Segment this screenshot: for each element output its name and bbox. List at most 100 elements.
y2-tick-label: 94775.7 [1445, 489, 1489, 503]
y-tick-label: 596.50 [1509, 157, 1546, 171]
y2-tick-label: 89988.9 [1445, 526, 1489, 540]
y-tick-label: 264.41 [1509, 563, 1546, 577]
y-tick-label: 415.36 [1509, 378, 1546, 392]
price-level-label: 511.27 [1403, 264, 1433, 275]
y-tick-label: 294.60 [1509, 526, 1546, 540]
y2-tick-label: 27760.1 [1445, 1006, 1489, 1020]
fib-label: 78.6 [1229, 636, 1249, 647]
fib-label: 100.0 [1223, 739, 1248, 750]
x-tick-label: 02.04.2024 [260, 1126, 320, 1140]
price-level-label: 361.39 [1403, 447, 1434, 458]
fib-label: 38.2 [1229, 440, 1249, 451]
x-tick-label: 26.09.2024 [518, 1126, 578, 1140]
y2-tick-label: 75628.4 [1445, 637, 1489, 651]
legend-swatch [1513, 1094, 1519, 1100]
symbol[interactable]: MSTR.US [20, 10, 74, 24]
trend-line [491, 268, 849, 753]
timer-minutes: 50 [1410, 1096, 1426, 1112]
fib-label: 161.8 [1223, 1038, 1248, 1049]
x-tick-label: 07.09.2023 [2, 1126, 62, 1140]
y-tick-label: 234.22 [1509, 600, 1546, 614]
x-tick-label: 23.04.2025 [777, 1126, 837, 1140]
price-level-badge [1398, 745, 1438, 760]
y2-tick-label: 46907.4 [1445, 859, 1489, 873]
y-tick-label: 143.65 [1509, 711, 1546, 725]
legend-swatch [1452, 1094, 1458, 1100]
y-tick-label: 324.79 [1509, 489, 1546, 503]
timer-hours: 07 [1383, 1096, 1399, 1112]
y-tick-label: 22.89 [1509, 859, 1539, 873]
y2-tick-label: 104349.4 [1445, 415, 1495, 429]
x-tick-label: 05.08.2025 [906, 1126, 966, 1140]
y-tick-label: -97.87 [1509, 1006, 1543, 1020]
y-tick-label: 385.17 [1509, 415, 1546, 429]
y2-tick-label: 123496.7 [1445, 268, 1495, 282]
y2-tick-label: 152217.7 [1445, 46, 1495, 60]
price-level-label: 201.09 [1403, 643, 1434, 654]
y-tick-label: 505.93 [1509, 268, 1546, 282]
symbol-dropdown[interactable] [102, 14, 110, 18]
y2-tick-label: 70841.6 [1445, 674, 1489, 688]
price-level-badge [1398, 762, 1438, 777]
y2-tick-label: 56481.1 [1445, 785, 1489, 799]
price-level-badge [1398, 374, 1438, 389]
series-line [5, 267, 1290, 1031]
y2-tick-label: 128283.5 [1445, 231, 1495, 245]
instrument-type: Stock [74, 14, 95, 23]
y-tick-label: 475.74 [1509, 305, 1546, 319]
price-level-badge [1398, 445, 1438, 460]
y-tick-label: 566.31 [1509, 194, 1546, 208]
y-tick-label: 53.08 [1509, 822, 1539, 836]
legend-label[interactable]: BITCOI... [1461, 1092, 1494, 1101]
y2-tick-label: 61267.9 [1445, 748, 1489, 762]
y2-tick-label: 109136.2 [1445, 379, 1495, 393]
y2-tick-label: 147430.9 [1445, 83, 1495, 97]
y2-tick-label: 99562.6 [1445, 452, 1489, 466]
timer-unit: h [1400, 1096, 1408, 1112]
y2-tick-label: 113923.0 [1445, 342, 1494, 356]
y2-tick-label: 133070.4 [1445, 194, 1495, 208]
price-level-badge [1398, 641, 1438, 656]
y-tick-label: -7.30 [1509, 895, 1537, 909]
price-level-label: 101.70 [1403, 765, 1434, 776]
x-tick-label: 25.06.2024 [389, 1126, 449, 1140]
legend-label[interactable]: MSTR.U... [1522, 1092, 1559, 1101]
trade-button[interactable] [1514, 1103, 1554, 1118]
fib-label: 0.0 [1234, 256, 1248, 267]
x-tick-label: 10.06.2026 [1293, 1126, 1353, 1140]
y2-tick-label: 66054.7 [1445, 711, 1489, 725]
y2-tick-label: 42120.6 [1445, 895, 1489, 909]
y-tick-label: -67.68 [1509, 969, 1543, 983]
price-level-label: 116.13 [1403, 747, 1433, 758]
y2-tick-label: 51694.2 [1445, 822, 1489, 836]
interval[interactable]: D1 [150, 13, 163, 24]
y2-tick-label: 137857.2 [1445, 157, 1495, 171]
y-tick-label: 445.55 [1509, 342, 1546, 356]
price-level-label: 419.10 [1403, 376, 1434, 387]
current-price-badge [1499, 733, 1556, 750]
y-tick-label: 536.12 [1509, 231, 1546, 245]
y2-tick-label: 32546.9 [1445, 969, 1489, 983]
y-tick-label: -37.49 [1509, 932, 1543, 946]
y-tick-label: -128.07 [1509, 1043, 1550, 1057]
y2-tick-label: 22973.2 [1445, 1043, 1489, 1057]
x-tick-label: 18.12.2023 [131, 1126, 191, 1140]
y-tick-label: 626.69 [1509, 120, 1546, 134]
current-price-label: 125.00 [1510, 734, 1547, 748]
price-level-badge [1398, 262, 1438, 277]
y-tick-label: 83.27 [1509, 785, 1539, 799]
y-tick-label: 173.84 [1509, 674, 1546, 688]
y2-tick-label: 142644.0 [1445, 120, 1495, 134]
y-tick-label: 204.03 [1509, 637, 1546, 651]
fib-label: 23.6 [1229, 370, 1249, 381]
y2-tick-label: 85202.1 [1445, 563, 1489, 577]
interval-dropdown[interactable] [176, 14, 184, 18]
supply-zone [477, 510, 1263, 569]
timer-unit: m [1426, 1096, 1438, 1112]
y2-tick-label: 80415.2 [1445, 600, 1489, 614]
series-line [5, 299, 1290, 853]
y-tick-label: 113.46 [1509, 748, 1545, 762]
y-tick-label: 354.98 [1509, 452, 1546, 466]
──────────────────────────────
§ **What to work on**
Arrange every line of the entries above into a numbered list, leaving out any blank lines.

§ **Expected answer**
1. Segment this screenshot: for each element output its name and bbox. List at most 100 elements.
2. y2-tick-label: 94775.7 [1445, 489, 1489, 503]
3. y-tick-label: 596.50 [1509, 157, 1546, 171]
4. y2-tick-label: 89988.9 [1445, 526, 1489, 540]
5. y-tick-label: 264.41 [1509, 563, 1546, 577]
6. y-tick-label: 415.36 [1509, 378, 1546, 392]
7. price-level-label: 511.27 [1403, 264, 1433, 275]
8. y-tick-label: 294.60 [1509, 526, 1546, 540]
9. y2-tick-label: 27760.1 [1445, 1006, 1489, 1020]
10. fib-label: 78.6 [1229, 636, 1249, 647]
11. fib-label: 100.0 [1223, 739, 1248, 750]
12. x-tick-label: 02.04.2024 [260, 1126, 320, 1140]
13. price-level-label: 361.39 [1403, 447, 1434, 458]
14. fib-label: 38.2 [1229, 440, 1249, 451]
15. x-tick-label: 26.09.2024 [518, 1126, 578, 1140]
16. y2-tick-label: 75628.4 [1445, 637, 1489, 651]
17. legend-swatch [1513, 1094, 1519, 1100]
18. symbol[interactable]: MSTR.US [20, 10, 74, 24]
19. trend-line [491, 268, 849, 753]
20. timer-minutes: 50 [1410, 1096, 1426, 1112]
21. fib-label: 161.8 [1223, 1038, 1248, 1049]
22. x-tick-label: 07.09.2023 [2, 1126, 62, 1140]
23. y-tick-label: 234.22 [1509, 600, 1546, 614]
24. x-tick-label: 23.04.2025 [777, 1126, 837, 1140]
25. price-level-badge [1398, 745, 1438, 760]
26. y2-tick-label: 46907.4 [1445, 859, 1489, 873]
27. y-tick-label: 143.65 [1509, 711, 1546, 725]
28. legend-swatch [1452, 1094, 1458, 1100]
29. y-tick-label: 324.79 [1509, 489, 1546, 503]
30. timer-hours: 07 [1383, 1096, 1399, 1112]
31. y-tick-label: 22.89 [1509, 859, 1539, 873]
32. y2-tick-label: 104349.4 [1445, 415, 1495, 429]
33. x-tick-label: 05.08.2025 [906, 1126, 966, 1140]
34. y-tick-label: -97.87 [1509, 1006, 1543, 1020]
35. y-tick-label: 385.17 [1509, 415, 1546, 429]
36. y2-tick-label: 123496.7 [1445, 268, 1495, 282]
37. y2-tick-label: 152217.7 [1445, 46, 1495, 60]
38. price-level-label: 201.09 [1403, 643, 1434, 654]
39. y-tick-label: 505.93 [1509, 268, 1546, 282]
40. symbol-dropdown[interactable] [102, 14, 110, 18]
41. y2-tick-label: 70841.6 [1445, 674, 1489, 688]
42. price-level-badge [1398, 762, 1438, 777]
43. y2-tick-label: 56481.1 [1445, 785, 1489, 799]
44. price-level-badge [1398, 374, 1438, 389]
45. series-line [5, 267, 1290, 1031]
46. y2-tick-label: 128283.5 [1445, 231, 1495, 245]
47. instrument-type: Stock [74, 14, 95, 23]
48. y-tick-label: 475.74 [1509, 305, 1546, 319]
49. price-level-badge [1398, 445, 1438, 460]
50. y-tick-label: 566.31 [1509, 194, 1546, 208]
51. y-tick-label: 53.08 [1509, 822, 1539, 836]
52. legend-label[interactable]: BITCOI... [1461, 1092, 1494, 1101]
53. y2-tick-label: 61267.9 [1445, 748, 1489, 762]
54. y2-tick-label: 109136.2 [1445, 379, 1495, 393]
55. y2-tick-label: 147430.9 [1445, 83, 1495, 97]
56. y2-tick-label: 99562.6 [1445, 452, 1489, 466]
57. timer-unit: h [1400, 1096, 1408, 1112]
58. y2-tick-label: 113923.0 [1445, 342, 1494, 356]
59. y2-tick-label: 133070.4 [1445, 194, 1495, 208]
60. price-level-badge [1398, 641, 1438, 656]
61. y-tick-label: -7.30 [1509, 895, 1537, 909]
62. price-level-label: 101.70 [1403, 765, 1434, 776]
63. x-tick-label: 25.06.2024 [389, 1126, 449, 1140]
64. legend-label[interactable]: MSTR.U... [1522, 1092, 1559, 1101]
65. trade-button[interactable] [1514, 1103, 1554, 1118]
66. fib-label: 0.0 [1234, 256, 1248, 267]
67. x-tick-label: 10.06.2026 [1293, 1126, 1353, 1140]
68. y2-tick-label: 66054.7 [1445, 711, 1489, 725]
69. y2-tick-label: 42120.6 [1445, 895, 1489, 909]
70. y-tick-label: -67.68 [1509, 969, 1543, 983]
71. price-level-label: 116.13 [1403, 747, 1433, 758]
72. y2-tick-label: 51694.2 [1445, 822, 1489, 836]
73. interval[interactable]: D1 [150, 13, 163, 24]
74. y2-tick-label: 137857.2 [1445, 157, 1495, 171]
75. y-tick-label: 445.55 [1509, 342, 1546, 356]
76. price-level-label: 419.10 [1403, 376, 1434, 387]
77. current-price-badge [1499, 733, 1556, 750]
78. y-tick-label: 536.12 [1509, 231, 1546, 245]
79. y2-tick-label: 32546.9 [1445, 969, 1489, 983]
80. y-tick-label: -37.49 [1509, 932, 1543, 946]
81. y-tick-label: -128.07 [1509, 1043, 1550, 1057]
82. y2-tick-label: 22973.2 [1445, 1043, 1489, 1057]
83. x-tick-label: 18.12.2023 [131, 1126, 191, 1140]
84. y-tick-label: 626.69 [1509, 120, 1546, 134]
85. current-price-label: 125.00 [1510, 734, 1547, 748]
86. price-level-badge [1398, 262, 1438, 277]
87. y-tick-label: 83.27 [1509, 785, 1539, 799]
88. y-tick-label: 173.84 [1509, 674, 1546, 688]
89. y2-tick-label: 142644.0 [1445, 120, 1495, 134]
90. y-tick-label: 204.03 [1509, 637, 1546, 651]
91. fib-label: 23.6 [1229, 370, 1249, 381]
92. y2-tick-label: 85202.1 [1445, 563, 1489, 577]
93. interval-dropdown[interactable] [176, 14, 184, 18]
94. supply-zone [477, 510, 1263, 569]
95. timer-unit: m [1426, 1096, 1438, 1112]
96. y2-tick-label: 80415.2 [1445, 600, 1489, 614]
97. series-line [5, 299, 1290, 853]
98. y-tick-label: 113.46 [1509, 748, 1545, 762]
99. y-tick-label: 354.98 [1509, 452, 1546, 466]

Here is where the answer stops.